Così, quando una notte brucia il cottage di fronte al loro lasciando senza casa la ragazza che lo aveva appena acquistato, a Mel basta un'ora per trasformare l'offerta di ospitalità momentanea in un'assunzione come ragazza alla pari. Jude afferma di essere puericultrice, ma è così brava con le bambine che Mel e Mark si dimenticano di controllare diploma e referenze.
Jude è perfetta ed è stata una fortuna trovarla perché all'improvviso la famiglia Cain, che sembrava altrettanto perfetta, comincia a non esserlo più.

Ecco uno dei due libri brutti che avevo citato in fondo alla recensione de "Il libro degli specchi".

"La babysitter perfetta", che nel titolo originale è privo di aggettivo, scritto nel 2018, è (per fortuna) l'unico thriller a essere stato tradotto in italiano dei sedici scritti dall'inglese Sheryl Browne. E' quello con cui ha raggiunto il successo internazionale: mi domando come siano gli altri.

Come unico pregio avrebbe potuto avere l'ambientazione, la magia della campagna inglese con i suoi magnifici cottage: invece no, perché l'autrice non concede nessuna descrizione e non si capisce perché abbia preferito la campagna alla città, dove almeno avrebbe avuto senso piazzare una strada a luci rosse e altri dettagli che nei villaggi di campagna inglesi - così come li ho sempre visti nelle puntate de "L'ispettore Barnaby" e nelle trasmissioni immobiliari dove la gente abbandona la città per comprare idilliache casette immerse nel verde, con tetti bassi, finestre piccole e coloratissimi giardini - ci azzeccano come un abete nel deserto.

VOCI =

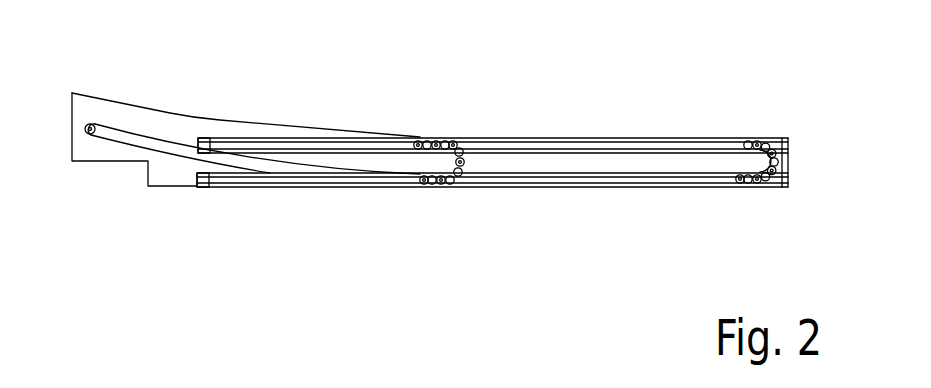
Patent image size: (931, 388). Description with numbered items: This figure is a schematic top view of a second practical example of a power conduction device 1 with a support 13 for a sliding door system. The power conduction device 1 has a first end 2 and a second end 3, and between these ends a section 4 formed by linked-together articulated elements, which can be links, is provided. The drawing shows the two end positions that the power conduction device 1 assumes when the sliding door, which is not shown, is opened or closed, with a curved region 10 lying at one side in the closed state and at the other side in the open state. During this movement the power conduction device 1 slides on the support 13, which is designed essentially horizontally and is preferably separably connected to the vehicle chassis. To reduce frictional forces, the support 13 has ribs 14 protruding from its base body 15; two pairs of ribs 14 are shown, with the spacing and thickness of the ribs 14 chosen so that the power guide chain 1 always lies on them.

The power conduction device 1 is at (537, 148).
The first end 2 is at (420, 137).
The second end 3 is at (86, 134).
The section 4 is at (308, 172).
The curved region 10 is at (453, 177).
The support 13 is at (358, 160).
The ribs 14 is at (220, 150).
The base body 15 is at (635, 165).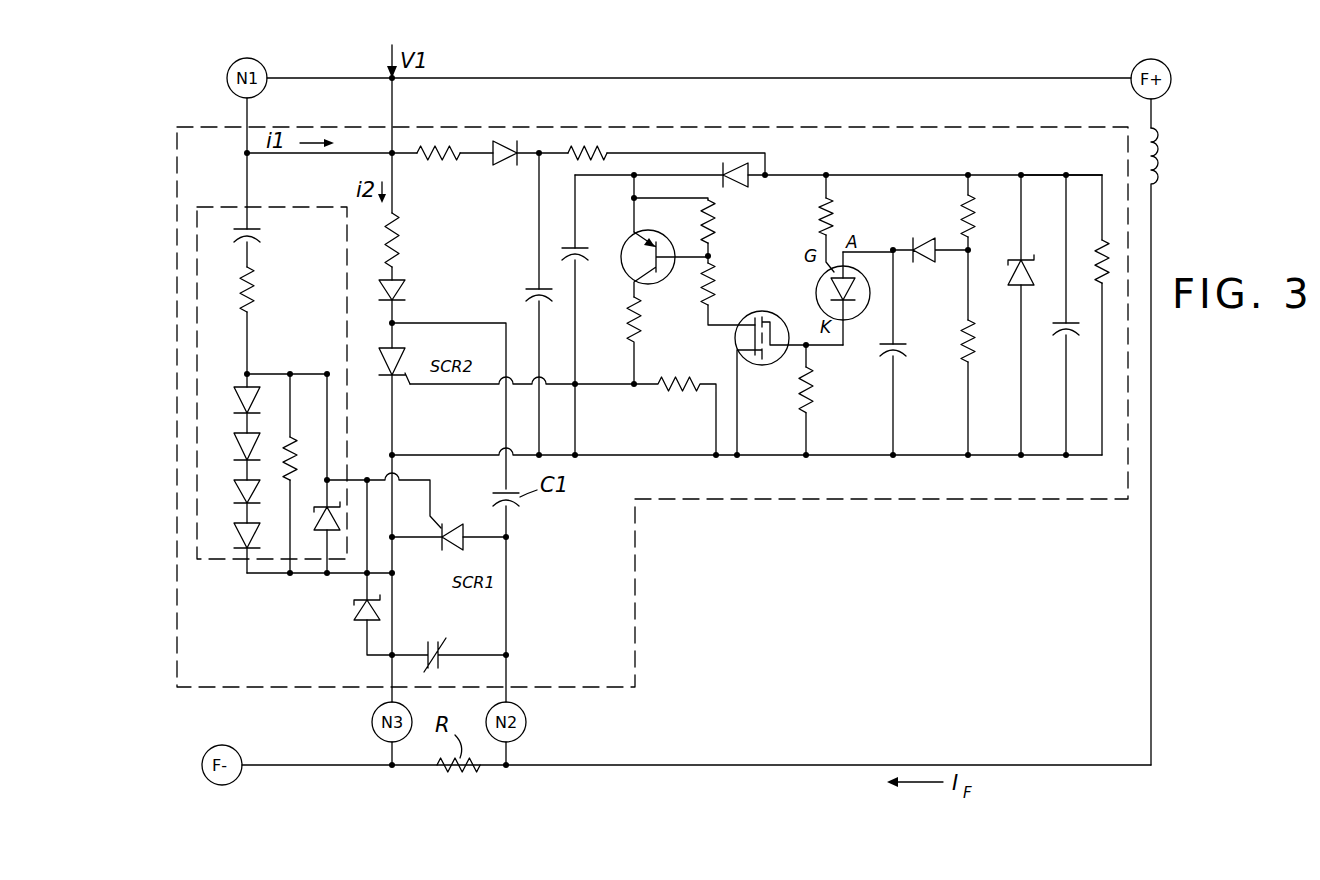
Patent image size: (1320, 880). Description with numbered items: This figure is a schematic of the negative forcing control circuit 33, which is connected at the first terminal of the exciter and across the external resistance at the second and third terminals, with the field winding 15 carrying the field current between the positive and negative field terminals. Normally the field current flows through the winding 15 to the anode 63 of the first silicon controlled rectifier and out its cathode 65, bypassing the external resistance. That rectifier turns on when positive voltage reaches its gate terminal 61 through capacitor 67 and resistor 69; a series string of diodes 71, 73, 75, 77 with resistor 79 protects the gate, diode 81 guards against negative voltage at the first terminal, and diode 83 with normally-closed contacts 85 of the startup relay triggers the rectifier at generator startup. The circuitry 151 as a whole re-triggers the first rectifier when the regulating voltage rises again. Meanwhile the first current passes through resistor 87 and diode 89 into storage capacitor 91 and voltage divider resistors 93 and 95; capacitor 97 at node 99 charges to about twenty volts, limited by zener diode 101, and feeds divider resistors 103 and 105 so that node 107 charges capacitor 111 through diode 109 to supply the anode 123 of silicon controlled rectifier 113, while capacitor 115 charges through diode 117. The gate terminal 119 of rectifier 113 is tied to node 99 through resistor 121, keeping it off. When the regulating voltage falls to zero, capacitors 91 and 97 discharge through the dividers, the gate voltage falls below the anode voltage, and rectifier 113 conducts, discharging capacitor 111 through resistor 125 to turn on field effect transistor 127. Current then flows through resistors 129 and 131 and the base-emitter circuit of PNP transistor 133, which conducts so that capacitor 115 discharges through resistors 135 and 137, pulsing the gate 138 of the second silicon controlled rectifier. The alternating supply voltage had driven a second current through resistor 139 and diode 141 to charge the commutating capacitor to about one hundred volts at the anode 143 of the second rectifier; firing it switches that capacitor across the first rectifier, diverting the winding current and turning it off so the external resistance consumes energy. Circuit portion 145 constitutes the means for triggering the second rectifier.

REQUISITI DEL COMPITO = Trascrivi dalla recensione il brano che va da "Così, quando una" a "diploma e referenze.". Le voci non hanno alcun ruolo in questo lavoro.

RISPOSTA ALL'ESERCIZIO =
Così, quando una notte brucia il cottage di fronte al loro lasciando senza casa la ragazza che lo aveva appena acquistato, a Mel basta un'ora per trasformare l'offerta di ospitalità momentanea in un'assunzione come ragazza alla pari. Jude afferma di essere puericultrice, ma è così brava con le bambine che Mel e Mark si dimenticano di controllare diploma e referenze.